### Data entries
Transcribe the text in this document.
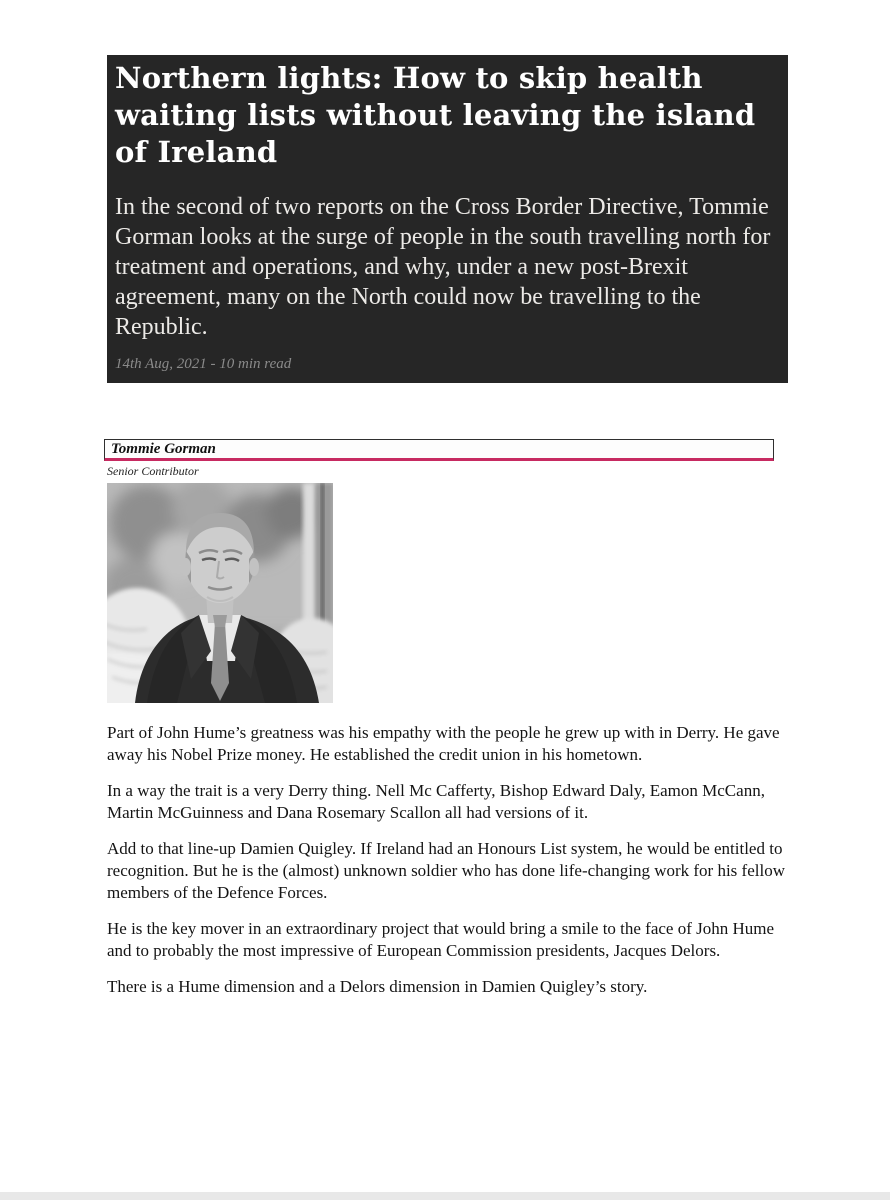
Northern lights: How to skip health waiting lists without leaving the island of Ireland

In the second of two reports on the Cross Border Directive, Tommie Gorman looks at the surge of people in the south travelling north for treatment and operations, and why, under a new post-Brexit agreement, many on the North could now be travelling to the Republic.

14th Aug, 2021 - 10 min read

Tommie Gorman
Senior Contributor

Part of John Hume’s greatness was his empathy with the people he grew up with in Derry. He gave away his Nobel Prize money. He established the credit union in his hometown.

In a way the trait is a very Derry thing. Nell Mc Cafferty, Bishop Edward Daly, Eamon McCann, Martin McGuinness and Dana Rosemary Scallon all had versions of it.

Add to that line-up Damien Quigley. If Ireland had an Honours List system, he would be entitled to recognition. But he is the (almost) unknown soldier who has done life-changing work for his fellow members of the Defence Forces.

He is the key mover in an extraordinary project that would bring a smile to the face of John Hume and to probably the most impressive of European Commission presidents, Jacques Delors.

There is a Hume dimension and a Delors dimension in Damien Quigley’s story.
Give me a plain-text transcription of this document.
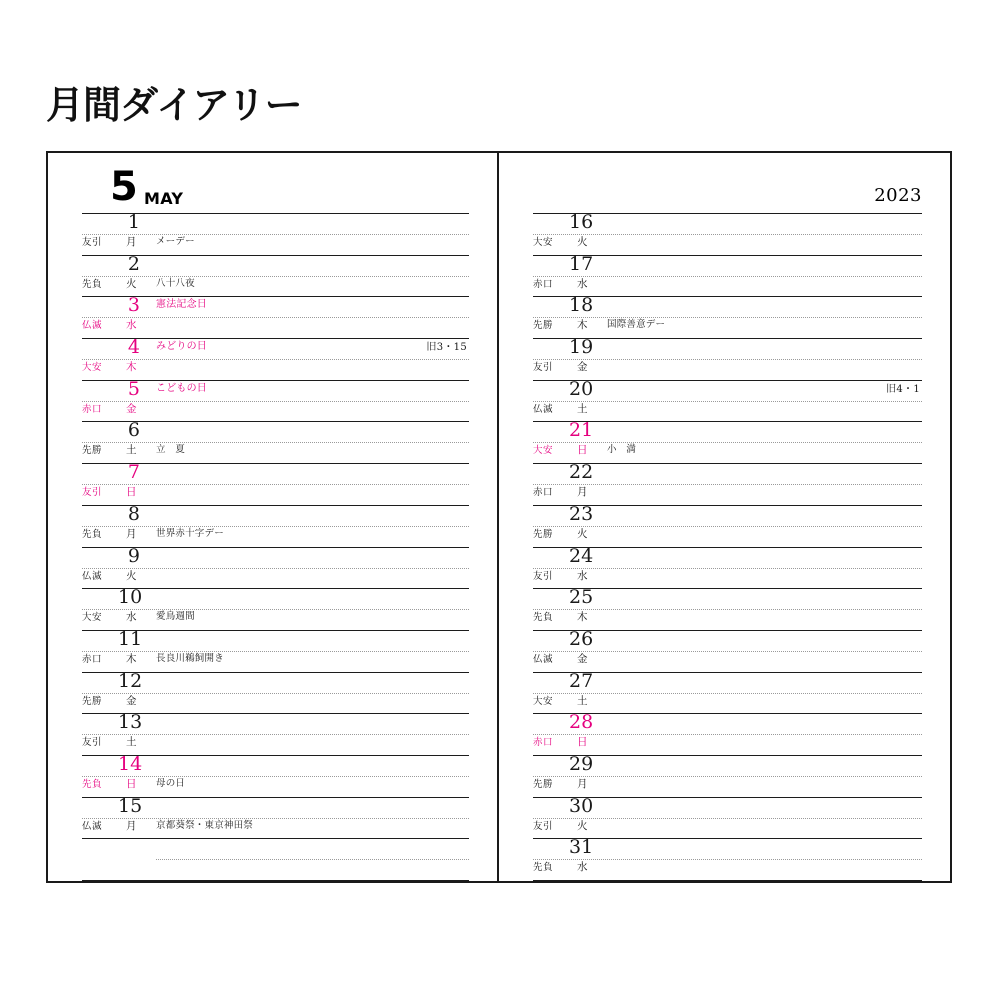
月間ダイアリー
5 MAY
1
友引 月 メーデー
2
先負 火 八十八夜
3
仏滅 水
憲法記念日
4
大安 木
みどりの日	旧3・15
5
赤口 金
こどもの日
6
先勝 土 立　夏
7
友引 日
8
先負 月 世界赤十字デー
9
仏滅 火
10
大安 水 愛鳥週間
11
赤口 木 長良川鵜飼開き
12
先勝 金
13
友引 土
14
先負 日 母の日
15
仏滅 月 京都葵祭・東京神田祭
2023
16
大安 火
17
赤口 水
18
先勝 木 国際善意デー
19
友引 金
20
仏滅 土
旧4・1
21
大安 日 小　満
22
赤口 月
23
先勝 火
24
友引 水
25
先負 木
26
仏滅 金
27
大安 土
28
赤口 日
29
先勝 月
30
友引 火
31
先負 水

### Stated problem
Show the lines from the data above that contain the string "would".

### Exercise output
Add to that line-up Damien Quigley. If Ireland had an Honours List system, he would be entitled to recognition. But he is the (almost) unknown soldier who has done life-changing work for his fellow members of the Defence Forces.
He is the key mover in an extraordinary project that would bring a smile to the face of John Hume and to probably the most impressive of European Commission presidents, Jacques Delors.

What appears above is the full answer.